-------- Stored records
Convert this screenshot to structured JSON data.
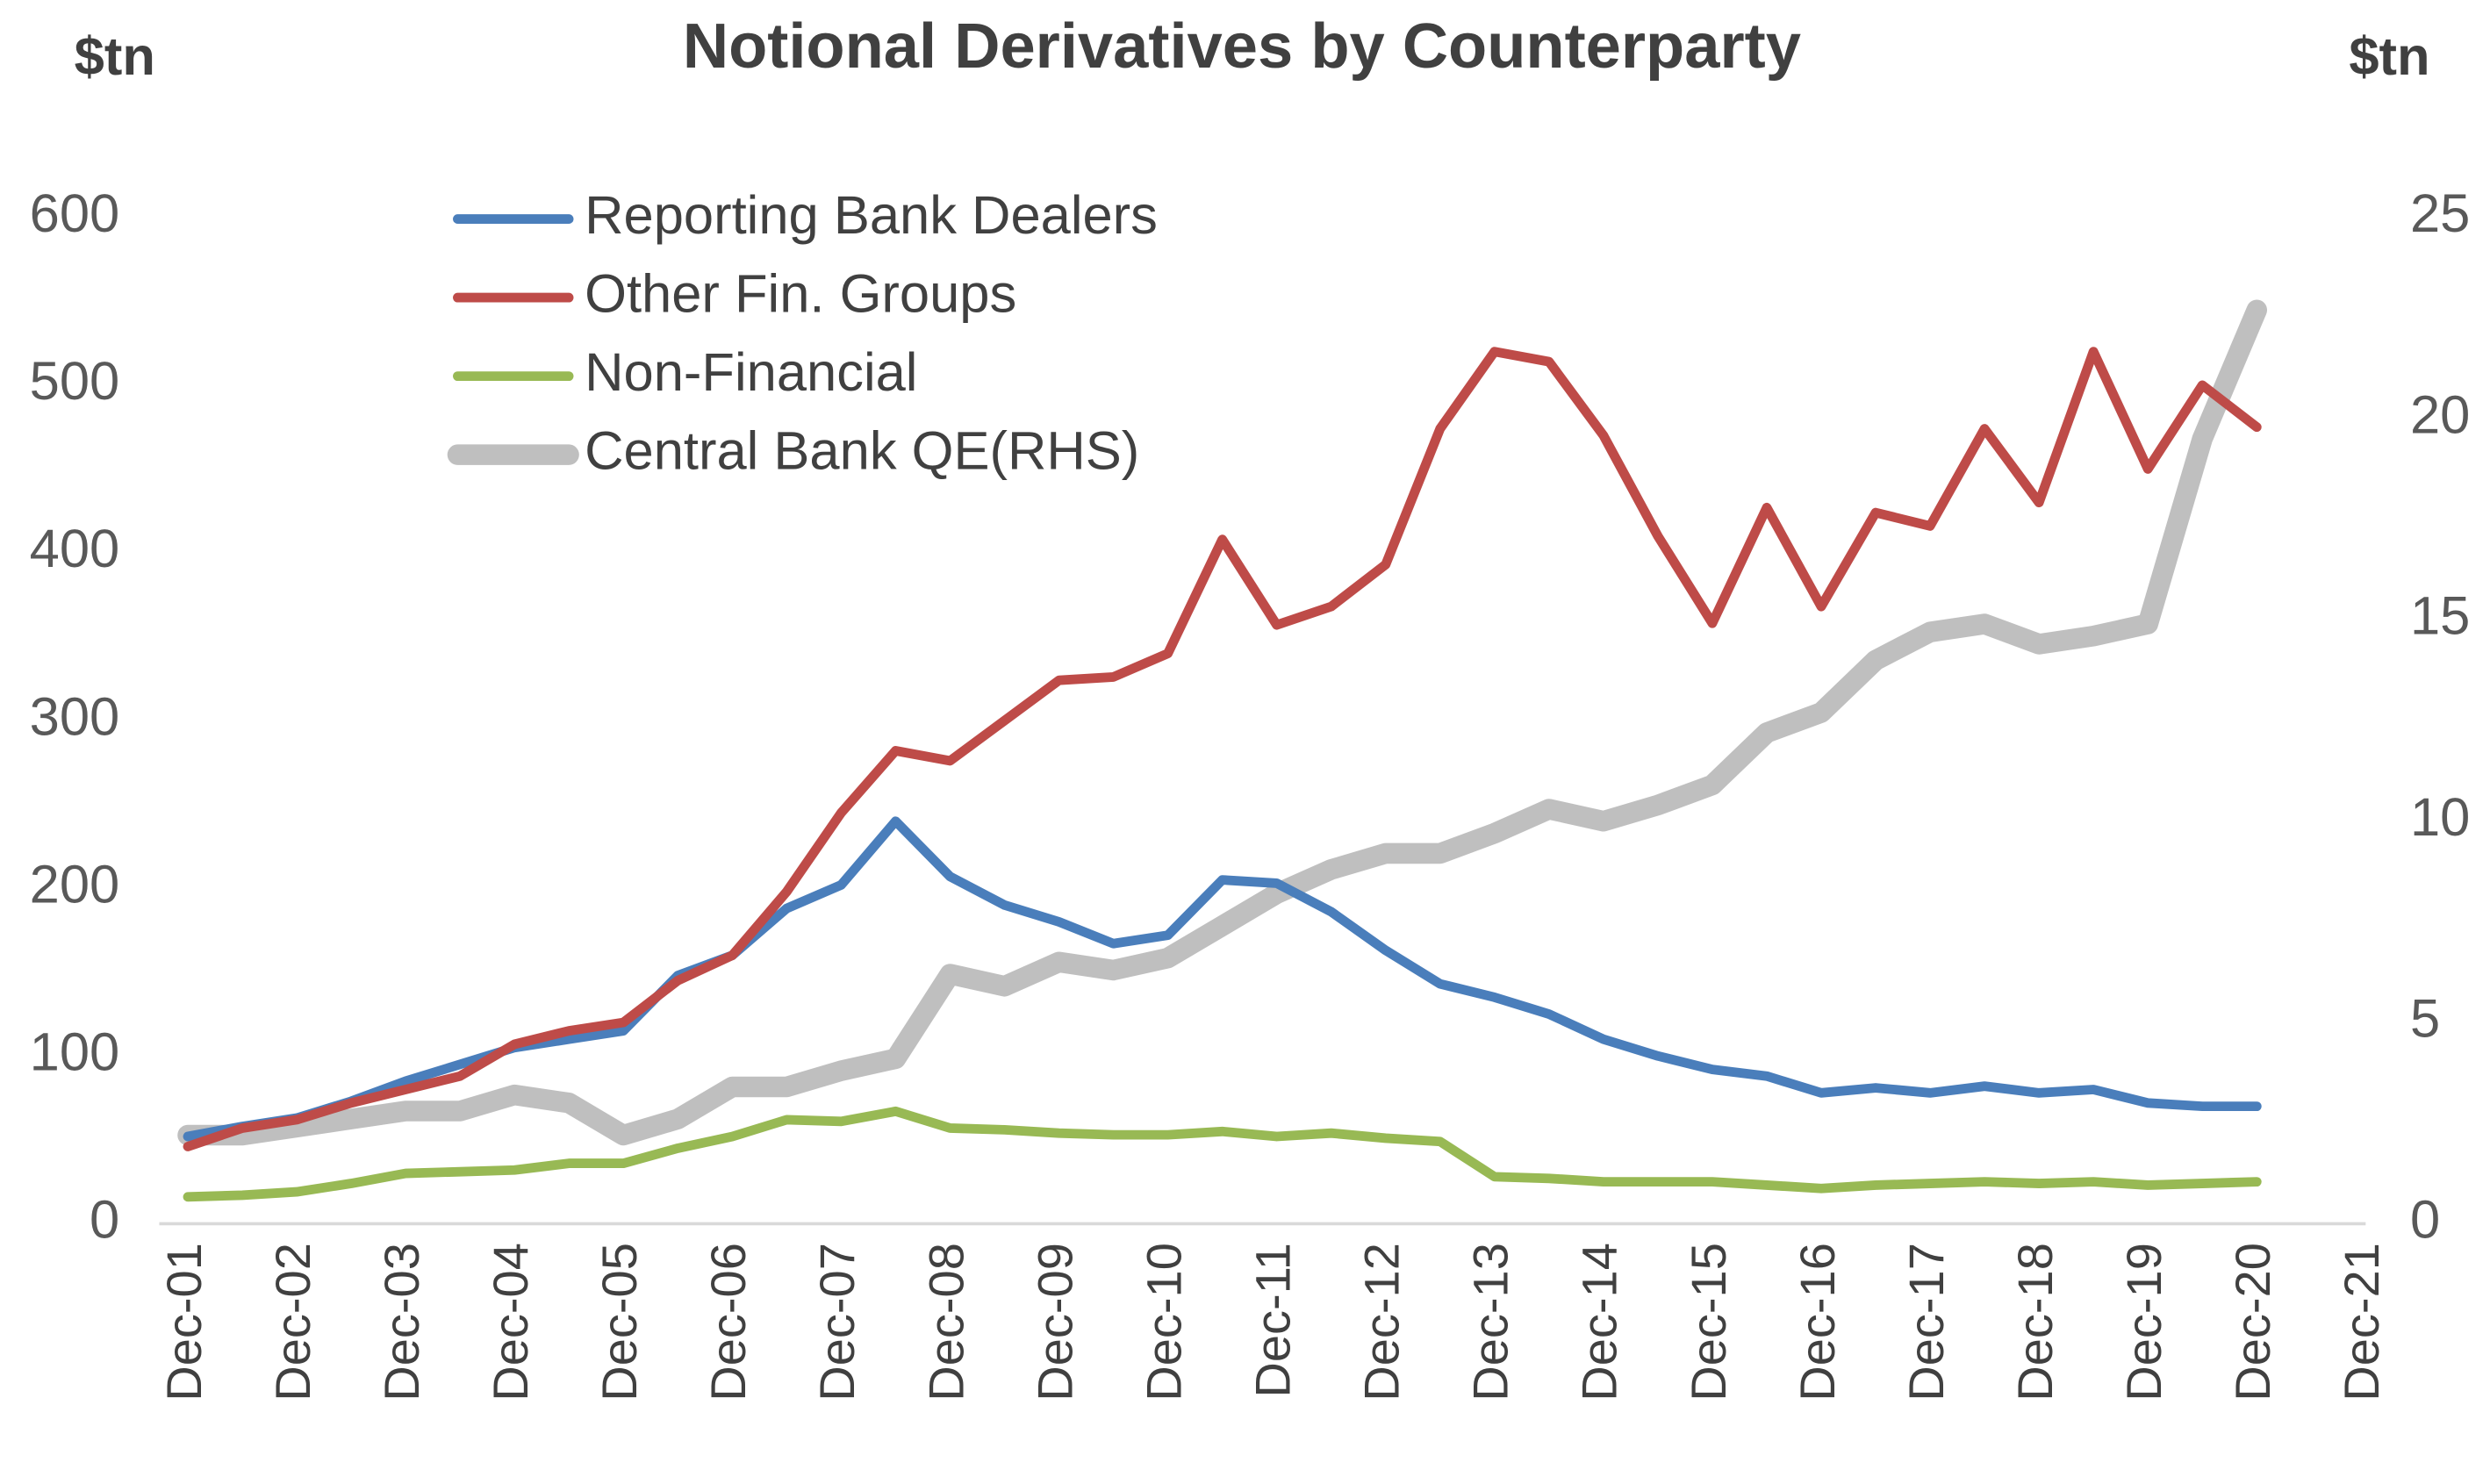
{
  "chart_data": {
    "type": "line",
    "title": "Notional Derivatives by Counterparty",
    "ylabel": "$tn",
    "y2label": "$tn",
    "categories": [
      "Dec-01",
      null,
      "Dec-02",
      null,
      "Dec-03",
      null,
      "Dec-04",
      null,
      "Dec-05",
      null,
      "Dec-06",
      null,
      "Dec-07",
      null,
      "Dec-08",
      null,
      "Dec-09",
      null,
      "Dec-10",
      null,
      "Dec-11",
      null,
      "Dec-12",
      null,
      "Dec-13",
      null,
      "Dec-14",
      null,
      "Dec-15",
      null,
      "Dec-16",
      null,
      "Dec-17",
      null,
      "Dec-18",
      null,
      "Dec-19",
      null,
      "Dec-20",
      null,
      "Dec-21"
    ],
    "series": [
      {
        "name": "Reporting Bank Dealers",
        "color": "#4a7ebb",
        "values": [
          52,
          58,
          63,
          73,
          85,
          95,
          105,
          110,
          115,
          148,
          160,
          188,
          202,
          240,
          207,
          190,
          180,
          167,
          172,
          205,
          203,
          186,
          163,
          143,
          135,
          125,
          110,
          100,
          92,
          88,
          78,
          81,
          78,
          82,
          78,
          80,
          72,
          70,
          70,
          null,
          null
        ]
      },
      {
        "name": "Other Fin. Groups",
        "color": "#be4b48",
        "values": [
          46,
          57,
          62,
          72,
          80,
          88,
          107,
          115,
          120,
          145,
          160,
          198,
          245,
          282,
          276,
          300,
          324,
          326,
          340,
          408,
          357,
          368,
          393,
          474,
          520,
          514,
          470,
          410,
          358,
          427,
          368,
          424,
          416,
          474,
          430,
          520,
          450,
          500,
          475,
          null,
          null
        ]
      },
      {
        "name": "Non-Financial",
        "color": "#98b954",
        "values": [
          16,
          17,
          19,
          24,
          30,
          31,
          32,
          36,
          36,
          45,
          52,
          62,
          61,
          67,
          57,
          56,
          54,
          53,
          53,
          55,
          52,
          54,
          51,
          49,
          28,
          27,
          25,
          25,
          25,
          23,
          21,
          23,
          24,
          25,
          24,
          25,
          23,
          24,
          25,
          null,
          null
        ]
      },
      {
        "name": "Central Bank QE(RHS)",
        "color": "#bfbfbf",
        "axis": "y2",
        "values": [
          2.2,
          2.2,
          2.4,
          2.6,
          2.8,
          2.8,
          3.2,
          3.0,
          2.2,
          2.6,
          3.4,
          3.4,
          3.8,
          4.1,
          6.2,
          5.9,
          6.5,
          6.3,
          6.6,
          7.4,
          8.2,
          8.8,
          9.2,
          9.2,
          9.7,
          10.3,
          10.0,
          10.4,
          10.9,
          12.2,
          12.7,
          14.0,
          14.7,
          14.9,
          14.4,
          14.6,
          14.9,
          19.5,
          22.7,
          null,
          null
        ]
      }
    ],
    "ylim": [
      0,
      600
    ],
    "yticks": [
      0,
      100,
      200,
      300,
      400,
      500,
      600
    ],
    "y2lim": [
      0,
      25
    ],
    "y2ticks": [
      0,
      5,
      10,
      15,
      20,
      25
    ],
    "grid": false,
    "legend": "top-left"
  }
}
----------------
▶ [Requirements] In the records, locate each line holding the string "color" and copy it.

▶ [Exercise answer]
        "color": "#4a7ebb",
        "color": "#be4b48",
        "color": "#98b954",
        "color": "#bfbfbf",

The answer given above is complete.